• TASK DESCRIPTION:
Without the pictures, write out all the lines below exactly as they appear.
** START LISTED RECORDS **
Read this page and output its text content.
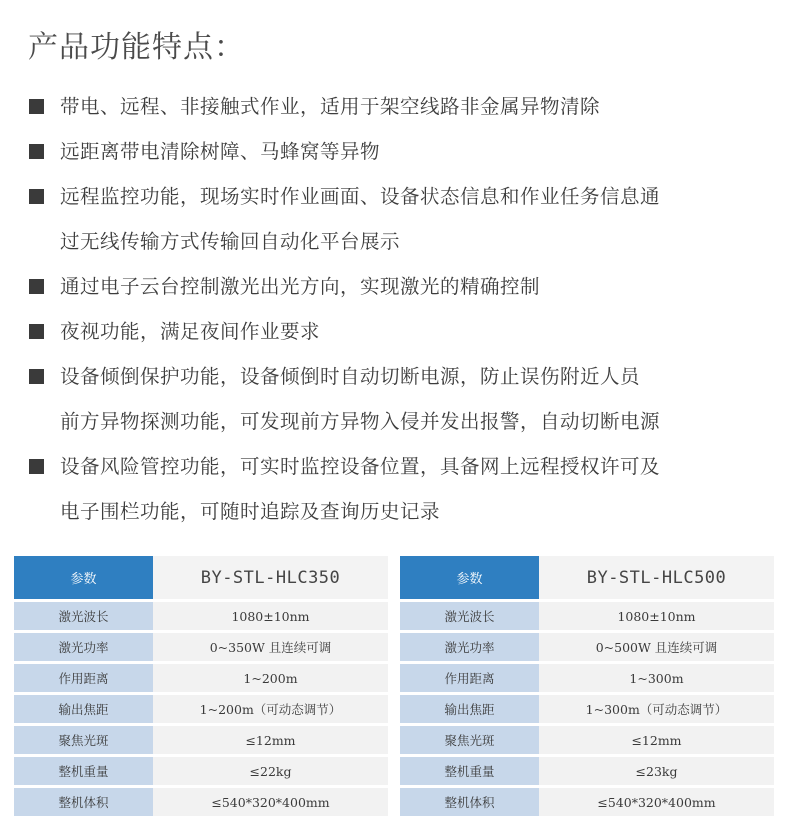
产品功能特点：
带电、远程、非接触式作业，适用于架空线路非金属异物清除
远距离带电清除树障、马蜂窝等异物
远程监控功能，现场实时作业画面、设备状态信息和作业任务信息通
过无线传输方式传输回自动化平台展示
通过电子云台控制激光出光方向，实现激光的精确控制
夜视功能，满足夜间作业要求
设备倾倒保护功能，设备倾倒时自动切断电源，防止误伤附近人员
前方异物探测功能，可发现前方异物入侵并发出报警，自动切断电源
设备风险管控功能，可实时监控设备位置，具备网上远程授权许可及
电子围栏功能，可随时追踪及查询历史记录
参数	BY-STL-HLC350
激光波长	1080±10nm
激光功率	0~350W 且连续可调
作用距离	1~200m
输出焦距	1~200m（可动态调节）
聚焦光斑	≤12mm
整机重量	≤22kg
整机体积	≤540*320*400mm
参数	BY-STL-HLC500
激光波长	1080±10nm
激光功率	0~500W 且连续可调
作用距离	1~300m
输出焦距	1~300m（可动态调节）
聚焦光斑	≤12mm
整机重量	≤23kg
整机体积	≤540*320*400mm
** END LISTED RECORDS **
• PROBLEM SOLUTION:
Read this page and output its text content.
产品功能特点：
带电、远程、非接触式作业，适用于架空线路非金属异物清除
远距离带电清除树障、马蜂窝等异物
远程监控功能，现场实时作业画面、设备状态信息和作业任务信息通
过无线传输方式传输回自动化平台展示
通过电子云台控制激光出光方向，实现激光的精确控制
夜视功能，满足夜间作业要求
设备倾倒保护功能，设备倾倒时自动切断电源，防止误伤附近人员
前方异物探测功能，可发现前方异物入侵并发出报警，自动切断电源
设备风险管控功能，可实时监控设备位置，具备网上远程授权许可及
电子围栏功能，可随时追踪及查询历史记录
参数	BY-STL-HLC350
激光波长	1080±10nm
激光功率	0~350W 且连续可调
作用距离	1~200m
输出焦距	1~200m（可动态调节）
聚焦光斑	≤12mm
整机重量	≤22kg
整机体积	≤540*320*400mm
参数	BY-STL-HLC500
激光波长	1080±10nm
激光功率	0~500W 且连续可调
作用距离	1~300m
输出焦距	1~300m（可动态调节）
聚焦光斑	≤12mm
整机重量	≤23kg
整机体积	≤540*320*400mm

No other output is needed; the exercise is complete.